→ Work instructions: Copy each line that contains the string "cross".
▽
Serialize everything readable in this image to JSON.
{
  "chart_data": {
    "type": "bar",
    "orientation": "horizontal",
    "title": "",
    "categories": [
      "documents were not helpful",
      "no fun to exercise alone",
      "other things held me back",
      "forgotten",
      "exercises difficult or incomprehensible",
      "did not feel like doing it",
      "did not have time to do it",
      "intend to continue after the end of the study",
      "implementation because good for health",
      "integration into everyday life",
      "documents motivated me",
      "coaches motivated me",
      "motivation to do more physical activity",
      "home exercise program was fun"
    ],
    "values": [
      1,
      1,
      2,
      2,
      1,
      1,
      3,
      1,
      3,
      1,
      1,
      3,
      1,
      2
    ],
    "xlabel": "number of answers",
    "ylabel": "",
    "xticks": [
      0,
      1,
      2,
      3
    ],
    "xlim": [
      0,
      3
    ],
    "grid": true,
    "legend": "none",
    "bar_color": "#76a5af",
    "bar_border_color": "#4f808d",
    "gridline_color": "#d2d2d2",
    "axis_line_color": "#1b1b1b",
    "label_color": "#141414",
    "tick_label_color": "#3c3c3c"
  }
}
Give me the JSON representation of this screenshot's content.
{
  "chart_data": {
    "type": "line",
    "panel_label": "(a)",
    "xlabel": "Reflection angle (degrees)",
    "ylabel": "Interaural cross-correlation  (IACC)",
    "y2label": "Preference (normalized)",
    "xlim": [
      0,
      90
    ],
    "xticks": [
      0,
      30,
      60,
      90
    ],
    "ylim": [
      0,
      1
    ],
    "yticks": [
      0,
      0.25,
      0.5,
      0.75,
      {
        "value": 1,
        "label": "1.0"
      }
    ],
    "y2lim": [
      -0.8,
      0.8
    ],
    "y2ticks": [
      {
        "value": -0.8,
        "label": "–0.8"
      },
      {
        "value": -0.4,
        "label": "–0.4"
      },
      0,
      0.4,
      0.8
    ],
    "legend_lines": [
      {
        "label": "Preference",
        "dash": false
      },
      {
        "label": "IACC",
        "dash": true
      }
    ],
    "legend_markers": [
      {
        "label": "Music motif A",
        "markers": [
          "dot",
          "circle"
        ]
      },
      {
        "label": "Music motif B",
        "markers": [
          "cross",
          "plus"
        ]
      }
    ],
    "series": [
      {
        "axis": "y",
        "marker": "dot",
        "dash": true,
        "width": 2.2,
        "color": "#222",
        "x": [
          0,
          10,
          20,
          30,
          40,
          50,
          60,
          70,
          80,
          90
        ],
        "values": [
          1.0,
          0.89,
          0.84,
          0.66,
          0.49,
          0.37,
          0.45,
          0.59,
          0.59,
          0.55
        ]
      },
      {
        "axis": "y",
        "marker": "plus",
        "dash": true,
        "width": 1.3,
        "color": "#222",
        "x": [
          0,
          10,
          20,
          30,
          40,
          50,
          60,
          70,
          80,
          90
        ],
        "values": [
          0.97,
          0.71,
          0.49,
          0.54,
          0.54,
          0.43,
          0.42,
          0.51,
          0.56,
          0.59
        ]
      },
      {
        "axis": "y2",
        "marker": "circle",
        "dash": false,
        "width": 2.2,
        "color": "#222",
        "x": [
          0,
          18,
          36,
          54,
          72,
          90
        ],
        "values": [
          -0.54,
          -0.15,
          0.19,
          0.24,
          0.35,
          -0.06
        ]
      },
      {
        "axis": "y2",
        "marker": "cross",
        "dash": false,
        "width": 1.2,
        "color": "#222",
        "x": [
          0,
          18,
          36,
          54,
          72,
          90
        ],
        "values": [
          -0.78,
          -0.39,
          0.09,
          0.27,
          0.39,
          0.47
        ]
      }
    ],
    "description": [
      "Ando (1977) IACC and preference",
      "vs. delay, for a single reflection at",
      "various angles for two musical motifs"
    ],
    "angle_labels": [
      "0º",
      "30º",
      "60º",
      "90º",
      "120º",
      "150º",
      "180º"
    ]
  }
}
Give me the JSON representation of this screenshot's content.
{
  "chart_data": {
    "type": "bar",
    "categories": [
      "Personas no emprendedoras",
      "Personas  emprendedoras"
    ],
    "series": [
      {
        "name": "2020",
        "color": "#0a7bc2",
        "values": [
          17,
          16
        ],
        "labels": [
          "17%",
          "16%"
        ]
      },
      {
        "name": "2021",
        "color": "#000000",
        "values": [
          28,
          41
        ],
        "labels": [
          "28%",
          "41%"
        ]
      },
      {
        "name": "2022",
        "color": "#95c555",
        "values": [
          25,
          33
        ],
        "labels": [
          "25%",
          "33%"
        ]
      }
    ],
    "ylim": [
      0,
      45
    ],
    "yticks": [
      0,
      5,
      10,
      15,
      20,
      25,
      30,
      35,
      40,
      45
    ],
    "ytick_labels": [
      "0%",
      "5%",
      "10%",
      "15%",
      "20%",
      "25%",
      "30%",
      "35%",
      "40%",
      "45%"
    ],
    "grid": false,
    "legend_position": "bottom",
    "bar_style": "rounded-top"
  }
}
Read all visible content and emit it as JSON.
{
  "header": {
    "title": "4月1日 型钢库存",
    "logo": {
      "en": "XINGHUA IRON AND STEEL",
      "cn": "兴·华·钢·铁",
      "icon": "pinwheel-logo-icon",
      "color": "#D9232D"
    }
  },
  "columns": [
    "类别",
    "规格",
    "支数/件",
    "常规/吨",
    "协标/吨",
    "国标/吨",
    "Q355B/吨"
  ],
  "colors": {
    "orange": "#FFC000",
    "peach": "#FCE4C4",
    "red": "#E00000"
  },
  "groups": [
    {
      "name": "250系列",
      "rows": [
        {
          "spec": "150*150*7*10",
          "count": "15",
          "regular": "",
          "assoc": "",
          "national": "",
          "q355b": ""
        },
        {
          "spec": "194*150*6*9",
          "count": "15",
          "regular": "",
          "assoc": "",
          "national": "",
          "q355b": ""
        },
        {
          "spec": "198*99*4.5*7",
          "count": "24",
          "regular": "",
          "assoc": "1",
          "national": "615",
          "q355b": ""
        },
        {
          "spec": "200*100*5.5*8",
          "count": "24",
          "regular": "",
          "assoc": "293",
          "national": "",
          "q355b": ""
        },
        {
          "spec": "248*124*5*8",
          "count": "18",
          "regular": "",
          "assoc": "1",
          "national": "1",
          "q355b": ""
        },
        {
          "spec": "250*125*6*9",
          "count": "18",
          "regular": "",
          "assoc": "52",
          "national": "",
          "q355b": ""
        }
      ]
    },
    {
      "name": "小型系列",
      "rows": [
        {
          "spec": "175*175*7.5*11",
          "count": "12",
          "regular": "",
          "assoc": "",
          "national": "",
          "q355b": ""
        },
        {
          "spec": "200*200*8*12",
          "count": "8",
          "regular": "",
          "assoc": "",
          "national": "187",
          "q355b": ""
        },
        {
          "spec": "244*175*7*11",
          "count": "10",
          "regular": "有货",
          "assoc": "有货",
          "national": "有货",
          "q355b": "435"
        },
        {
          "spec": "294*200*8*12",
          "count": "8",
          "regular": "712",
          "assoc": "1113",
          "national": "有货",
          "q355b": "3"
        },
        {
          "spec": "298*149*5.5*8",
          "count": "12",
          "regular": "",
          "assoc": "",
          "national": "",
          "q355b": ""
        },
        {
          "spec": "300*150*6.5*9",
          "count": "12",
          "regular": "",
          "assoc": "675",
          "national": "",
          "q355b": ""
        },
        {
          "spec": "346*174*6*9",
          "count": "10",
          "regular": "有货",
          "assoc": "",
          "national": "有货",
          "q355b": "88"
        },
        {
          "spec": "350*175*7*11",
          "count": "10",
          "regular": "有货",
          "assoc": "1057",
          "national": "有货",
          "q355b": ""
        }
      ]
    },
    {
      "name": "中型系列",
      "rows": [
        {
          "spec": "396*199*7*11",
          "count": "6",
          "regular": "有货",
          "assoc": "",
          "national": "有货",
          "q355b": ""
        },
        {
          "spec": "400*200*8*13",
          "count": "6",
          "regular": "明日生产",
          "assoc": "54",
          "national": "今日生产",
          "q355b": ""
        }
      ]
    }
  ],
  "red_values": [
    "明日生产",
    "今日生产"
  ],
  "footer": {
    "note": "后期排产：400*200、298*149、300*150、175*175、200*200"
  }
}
△
→ Solution:
    "ylabel": "Interaural cross-correlation  (IACC)",
          "cross",
        "marker": "cross",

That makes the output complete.